> **Exercise materials**
....

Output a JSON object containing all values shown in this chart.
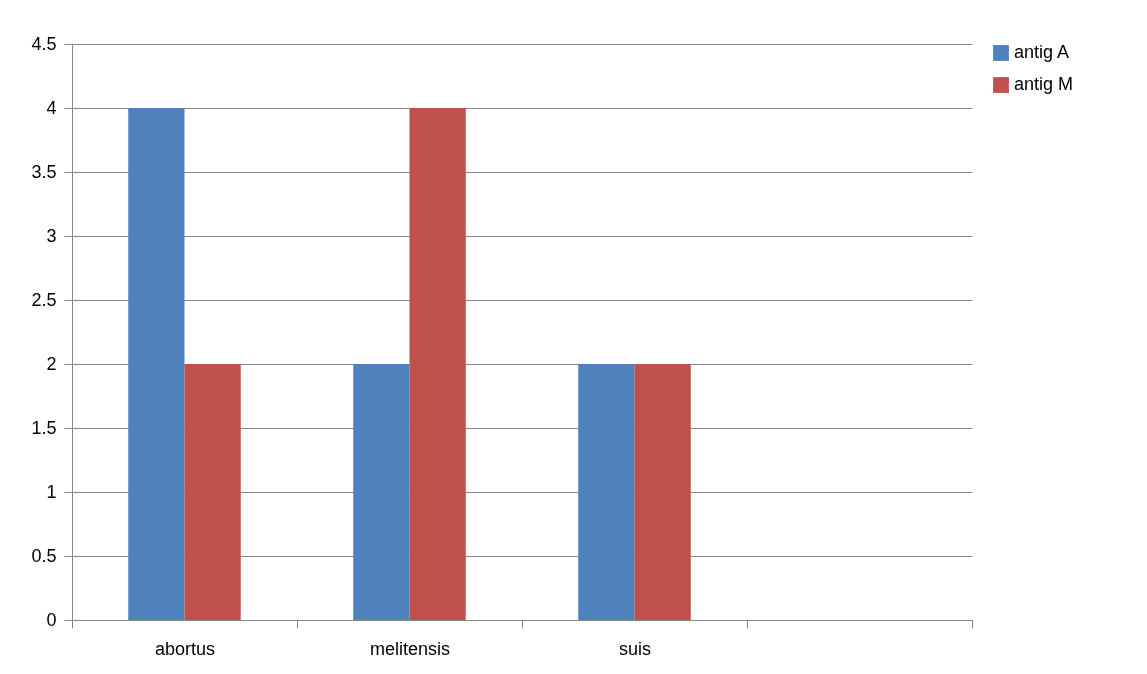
{
  "chart_data": {
    "type": "bar",
    "categories": [
      "abortus",
      "melitensis",
      "suis",
      null
    ],
    "series": [
      {
        "name": "antig A",
        "color": "#4f81bd",
        "values": [
          4,
          2,
          2,
          null
        ]
      },
      {
        "name": "antig M",
        "color": "#c0504d",
        "values": [
          2,
          4,
          2,
          null
        ]
      }
    ],
    "ylim": [
      0,
      4.5
    ],
    "yticks": [
      0,
      0.5,
      1,
      1.5,
      2,
      2.5,
      3,
      3.5,
      4,
      4.5
    ],
    "grid": "y",
    "legend": "right"
  }
}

....

Transcribe the records above verbatim. Do not carry over any picture.

Output a JSON object containing all values shown in this chart.
{
  "chart_data": {
    "type": "bar",
    "categories": [
      "abortus",
      "melitensis",
      "suis",
      null
    ],
    "series": [
      {
        "name": "antig A",
        "color": "#4f81bd",
        "values": [
          4,
          2,
          2,
          null
        ]
      },
      {
        "name": "antig M",
        "color": "#c0504d",
        "values": [
          2,
          4,
          2,
          null
        ]
      }
    ],
    "ylim": [
      0,
      4.5
    ],
    "yticks": [
      0,
      0.5,
      1,
      1.5,
      2,
      2.5,
      3,
      3.5,
      4,
      4.5
    ],
    "grid": "y",
    "legend": "right"
  }
}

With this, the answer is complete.